What the task requires
Among the lines below, how many carry the string "Land"? Reply with a number and nothing else.

Material for this task
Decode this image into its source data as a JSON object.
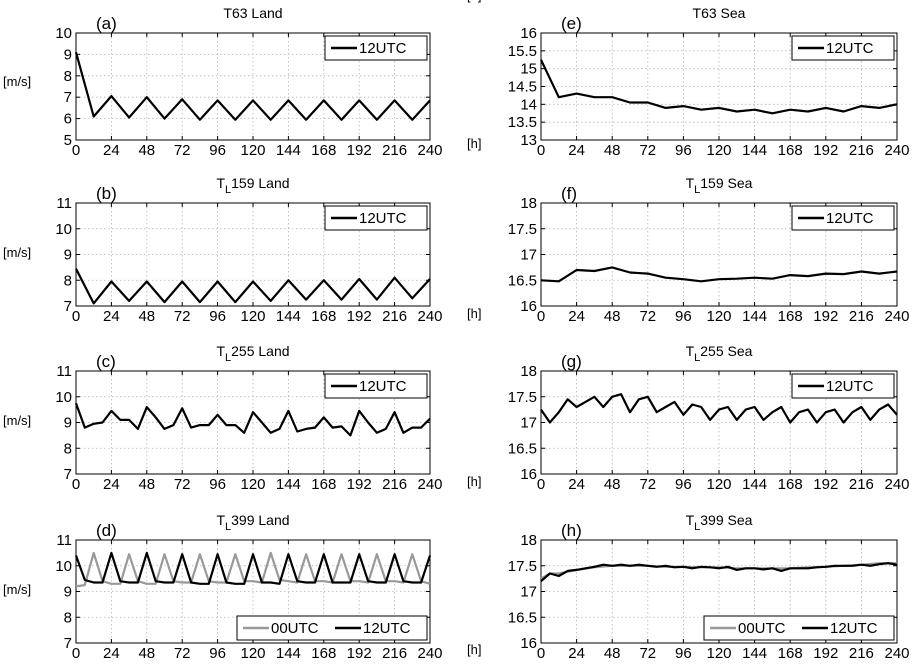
{
  "chart_data": [
    {
      "type": "line",
      "panel_label": "(a)",
      "title_prefix": "",
      "title_sub": "",
      "title_rest": "T63 Land",
      "ylabel": "[m/s]",
      "xlabel": "",
      "ylim": [
        5,
        10
      ],
      "yticks": [
        5,
        6,
        7,
        8,
        9,
        10
      ],
      "xlim": [
        0,
        240
      ],
      "xticks": [
        0,
        24,
        48,
        72,
        96,
        120,
        144,
        168,
        192,
        216,
        240
      ],
      "grid": true,
      "legend_position": "top-right",
      "series": [
        {
          "name": "12UTC",
          "color": "#000000",
          "x": [
            0,
            12,
            24,
            36,
            48,
            60,
            72,
            84,
            96,
            108,
            120,
            132,
            144,
            156,
            168,
            180,
            192,
            204,
            216,
            228,
            240
          ],
          "y": [
            9.1,
            6.1,
            7.05,
            6.05,
            7.0,
            6.0,
            6.9,
            5.95,
            6.85,
            5.95,
            6.85,
            5.95,
            6.85,
            5.95,
            6.85,
            5.95,
            6.85,
            5.95,
            6.85,
            5.95,
            6.85
          ]
        }
      ]
    },
    {
      "type": "line",
      "panel_label": "(b)",
      "title_prefix": "T",
      "title_sub": "L",
      "title_rest": "159 Land",
      "ylabel": "[m/s]",
      "xlabel": "",
      "ylim": [
        7,
        11
      ],
      "yticks": [
        7,
        8,
        9,
        10,
        11
      ],
      "xlim": [
        0,
        240
      ],
      "xticks": [
        0,
        24,
        48,
        72,
        96,
        120,
        144,
        168,
        192,
        216,
        240
      ],
      "grid": true,
      "legend_position": "top-right",
      "series": [
        {
          "name": "12UTC",
          "color": "#000000",
          "x": [
            0,
            12,
            24,
            36,
            48,
            60,
            72,
            84,
            96,
            108,
            120,
            132,
            144,
            156,
            168,
            180,
            192,
            204,
            216,
            228,
            240
          ],
          "y": [
            8.45,
            7.1,
            7.95,
            7.2,
            7.95,
            7.15,
            7.95,
            7.15,
            7.95,
            7.15,
            7.95,
            7.2,
            8.0,
            7.25,
            8.0,
            7.25,
            8.05,
            7.25,
            8.1,
            7.3,
            8.05
          ]
        }
      ]
    },
    {
      "type": "line",
      "panel_label": "(c)",
      "title_prefix": "T",
      "title_sub": "L",
      "title_rest": "255 Land",
      "ylabel": "[m/s]",
      "xlabel": "",
      "ylim": [
        7,
        11
      ],
      "yticks": [
        7,
        8,
        9,
        10,
        11
      ],
      "xlim": [
        0,
        240
      ],
      "xticks": [
        0,
        24,
        48,
        72,
        96,
        120,
        144,
        168,
        192,
        216,
        240
      ],
      "grid": true,
      "legend_position": "top-right",
      "series": [
        {
          "name": "12UTC",
          "color": "#000000",
          "x": [
            0,
            6,
            12,
            18,
            24,
            30,
            36,
            42,
            48,
            54,
            60,
            66,
            72,
            78,
            84,
            90,
            96,
            102,
            108,
            114,
            120,
            126,
            132,
            138,
            144,
            150,
            156,
            162,
            168,
            174,
            180,
            186,
            192,
            198,
            204,
            210,
            216,
            222,
            228,
            234,
            240
          ],
          "y": [
            9.75,
            8.8,
            8.95,
            9.0,
            9.45,
            9.1,
            9.1,
            8.75,
            9.6,
            9.2,
            8.75,
            8.9,
            9.55,
            8.8,
            8.9,
            8.9,
            9.3,
            8.9,
            8.9,
            8.6,
            9.4,
            9.0,
            8.6,
            8.75,
            9.45,
            8.65,
            8.75,
            8.8,
            9.2,
            8.8,
            8.85,
            8.5,
            9.45,
            9.0,
            8.6,
            8.75,
            9.4,
            8.6,
            8.8,
            8.8,
            9.15
          ]
        }
      ]
    },
    {
      "type": "line",
      "panel_label": "(d)",
      "title_prefix": "T",
      "title_sub": "L",
      "title_rest": "399 Land",
      "ylabel": "[m/s]",
      "xlabel": "[h]",
      "ylim": [
        7,
        11
      ],
      "yticks": [
        7,
        8,
        9,
        10,
        11
      ],
      "xlim": [
        0,
        240
      ],
      "xticks": [
        0,
        24,
        48,
        72,
        96,
        120,
        144,
        168,
        192,
        216,
        240
      ],
      "grid": true,
      "legend_position": "bottom-right",
      "series": [
        {
          "name": "00UTC",
          "color": "#999999",
          "x": [
            0,
            6,
            12,
            18,
            24,
            30,
            36,
            42,
            48,
            54,
            60,
            66,
            72,
            78,
            84,
            90,
            96,
            102,
            108,
            114,
            120,
            126,
            132,
            138,
            144,
            150,
            156,
            162,
            168,
            174,
            180,
            186,
            192,
            198,
            204,
            210,
            216,
            222,
            228,
            234,
            240
          ],
          "y": [
            9.2,
            9.25,
            10.5,
            9.4,
            9.3,
            9.3,
            10.45,
            9.4,
            9.3,
            9.3,
            10.45,
            9.4,
            9.35,
            9.35,
            10.45,
            9.4,
            9.35,
            9.35,
            10.45,
            9.4,
            9.4,
            9.35,
            10.5,
            9.45,
            9.4,
            9.35,
            10.45,
            9.4,
            9.4,
            9.35,
            10.45,
            9.4,
            9.4,
            9.35,
            10.45,
            9.4,
            9.4,
            9.35,
            10.45,
            9.4,
            9.3
          ]
        },
        {
          "name": "12UTC",
          "color": "#000000",
          "x": [
            0,
            6,
            12,
            18,
            24,
            30,
            36,
            42,
            48,
            54,
            60,
            66,
            72,
            78,
            84,
            90,
            96,
            102,
            108,
            114,
            120,
            126,
            132,
            138,
            144,
            150,
            156,
            162,
            168,
            174,
            180,
            186,
            192,
            198,
            204,
            210,
            216,
            222,
            228,
            234,
            240
          ],
          "y": [
            10.4,
            9.45,
            9.35,
            9.35,
            10.5,
            9.4,
            9.35,
            9.35,
            10.5,
            9.4,
            9.35,
            9.35,
            10.45,
            9.35,
            9.3,
            9.3,
            10.45,
            9.35,
            9.3,
            9.3,
            10.45,
            9.35,
            9.35,
            9.3,
            10.45,
            9.4,
            9.35,
            9.35,
            10.45,
            9.35,
            9.35,
            9.35,
            10.45,
            9.4,
            9.35,
            9.35,
            10.45,
            9.4,
            9.35,
            9.35,
            10.4
          ]
        }
      ]
    },
    {
      "type": "line",
      "panel_label": "(e)",
      "title_prefix": "",
      "title_sub": "",
      "title_rest": "T63 Sea",
      "ylabel": "",
      "xlabel": "[h]",
      "ylim": [
        13,
        16
      ],
      "yticks": [
        13,
        13.5,
        14,
        14.5,
        15,
        15.5,
        16
      ],
      "xlim": [
        0,
        240
      ],
      "xticks": [
        0,
        24,
        48,
        72,
        96,
        120,
        144,
        168,
        192,
        216,
        240
      ],
      "grid": true,
      "legend_position": "top-right",
      "series": [
        {
          "name": "12UTC",
          "color": "#000000",
          "x": [
            0,
            12,
            24,
            36,
            48,
            60,
            72,
            84,
            96,
            108,
            120,
            132,
            144,
            156,
            168,
            180,
            192,
            204,
            216,
            228,
            240
          ],
          "y": [
            15.25,
            14.2,
            14.3,
            14.2,
            14.2,
            14.05,
            14.05,
            13.9,
            13.95,
            13.85,
            13.9,
            13.8,
            13.85,
            13.75,
            13.85,
            13.8,
            13.9,
            13.8,
            13.95,
            13.9,
            14.0
          ]
        }
      ]
    },
    {
      "type": "line",
      "panel_label": "(f)",
      "title_prefix": "T",
      "title_sub": "L",
      "title_rest": "159 Sea",
      "ylabel": "",
      "xlabel": "[h]",
      "ylim": [
        16,
        18
      ],
      "yticks": [
        16,
        16.5,
        17,
        17.5,
        18
      ],
      "xlim": [
        0,
        240
      ],
      "xticks": [
        0,
        24,
        48,
        72,
        96,
        120,
        144,
        168,
        192,
        216,
        240
      ],
      "grid": true,
      "legend_position": "top-right",
      "series": [
        {
          "name": "12UTC",
          "color": "#000000",
          "x": [
            0,
            12,
            24,
            36,
            48,
            60,
            72,
            84,
            96,
            108,
            120,
            132,
            144,
            156,
            168,
            180,
            192,
            204,
            216,
            228,
            240
          ],
          "y": [
            16.5,
            16.48,
            16.7,
            16.68,
            16.75,
            16.65,
            16.63,
            16.55,
            16.52,
            16.48,
            16.52,
            16.53,
            16.55,
            16.53,
            16.6,
            16.58,
            16.63,
            16.62,
            16.67,
            16.63,
            16.67
          ]
        }
      ]
    },
    {
      "type": "line",
      "panel_label": "(g)",
      "title_prefix": "T",
      "title_sub": "L",
      "title_rest": "255 Sea",
      "ylabel": "",
      "xlabel": "[h]",
      "ylim": [
        16,
        18
      ],
      "yticks": [
        16,
        16.5,
        17,
        17.5,
        18
      ],
      "xlim": [
        0,
        240
      ],
      "xticks": [
        0,
        24,
        48,
        72,
        96,
        120,
        144,
        168,
        192,
        216,
        240
      ],
      "grid": true,
      "legend_position": "top-right",
      "series": [
        {
          "name": "12UTC",
          "color": "#000000",
          "x": [
            0,
            6,
            12,
            18,
            24,
            30,
            36,
            42,
            48,
            54,
            60,
            66,
            72,
            78,
            84,
            90,
            96,
            102,
            108,
            114,
            120,
            126,
            132,
            138,
            144,
            150,
            156,
            162,
            168,
            174,
            180,
            186,
            192,
            198,
            204,
            210,
            216,
            222,
            228,
            234,
            240
          ],
          "y": [
            17.25,
            17.0,
            17.2,
            17.45,
            17.3,
            17.4,
            17.5,
            17.3,
            17.5,
            17.55,
            17.2,
            17.45,
            17.5,
            17.2,
            17.3,
            17.4,
            17.15,
            17.35,
            17.3,
            17.05,
            17.25,
            17.3,
            17.05,
            17.25,
            17.3,
            17.05,
            17.2,
            17.3,
            17.0,
            17.2,
            17.25,
            17.0,
            17.2,
            17.25,
            17.0,
            17.2,
            17.3,
            17.05,
            17.25,
            17.35,
            17.15
          ]
        }
      ]
    },
    {
      "type": "line",
      "panel_label": "(h)",
      "title_prefix": "T",
      "title_sub": "L",
      "title_rest": "399 Sea",
      "ylabel": "",
      "xlabel": "[h]",
      "ylim": [
        16,
        18
      ],
      "yticks": [
        16,
        16.5,
        17,
        17.5,
        18
      ],
      "xlim": [
        0,
        240
      ],
      "xticks": [
        0,
        24,
        48,
        72,
        96,
        120,
        144,
        168,
        192,
        216,
        240
      ],
      "grid": true,
      "legend_position": "bottom-right",
      "series": [
        {
          "name": "00UTC",
          "color": "#999999",
          "x": [
            0,
            6,
            12,
            24,
            36,
            48,
            60,
            72,
            84,
            96,
            108,
            120,
            132,
            144,
            156,
            168,
            180,
            192,
            204,
            216,
            228,
            240
          ],
          "y": [
            17.25,
            17.35,
            17.35,
            17.42,
            17.47,
            17.5,
            17.5,
            17.5,
            17.48,
            17.48,
            17.47,
            17.47,
            17.45,
            17.45,
            17.45,
            17.45,
            17.47,
            17.48,
            17.5,
            17.52,
            17.55,
            17.55
          ]
        },
        {
          "name": "12UTC",
          "color": "#000000",
          "x": [
            0,
            6,
            12,
            18,
            24,
            30,
            36,
            42,
            48,
            54,
            60,
            66,
            72,
            78,
            84,
            90,
            96,
            102,
            108,
            114,
            120,
            126,
            132,
            138,
            144,
            150,
            156,
            162,
            168,
            174,
            180,
            186,
            192,
            198,
            204,
            210,
            216,
            222,
            228,
            234,
            240
          ],
          "y": [
            17.2,
            17.35,
            17.3,
            17.4,
            17.42,
            17.45,
            17.48,
            17.52,
            17.5,
            17.52,
            17.5,
            17.52,
            17.5,
            17.48,
            17.5,
            17.47,
            17.48,
            17.45,
            17.48,
            17.47,
            17.45,
            17.48,
            17.42,
            17.45,
            17.45,
            17.43,
            17.45,
            17.4,
            17.45,
            17.45,
            17.45,
            17.47,
            17.48,
            17.5,
            17.5,
            17.5,
            17.52,
            17.5,
            17.53,
            17.55,
            17.52
          ]
        }
      ]
    }
  ]
}
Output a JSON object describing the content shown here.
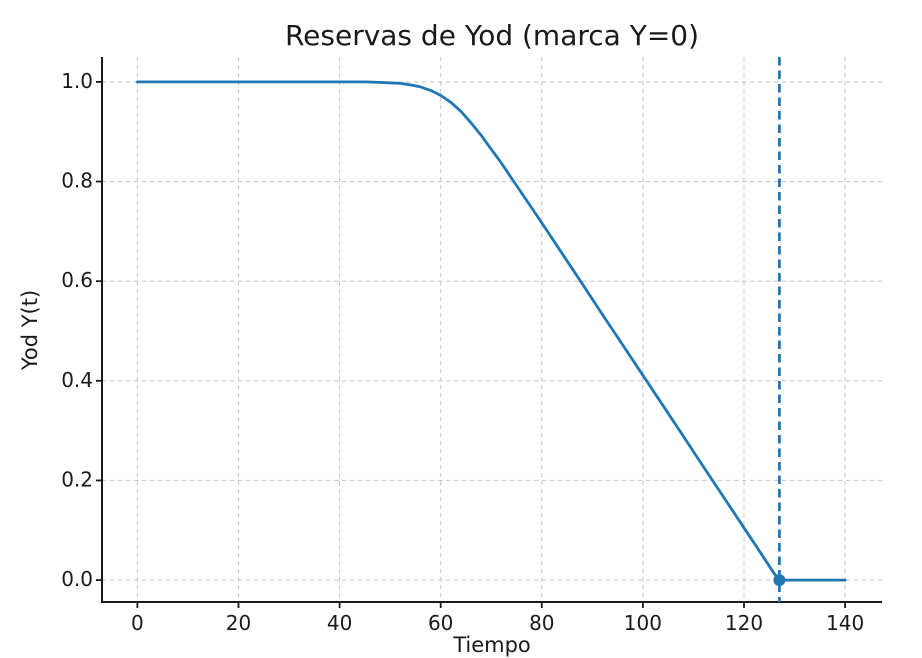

Solution for this task
4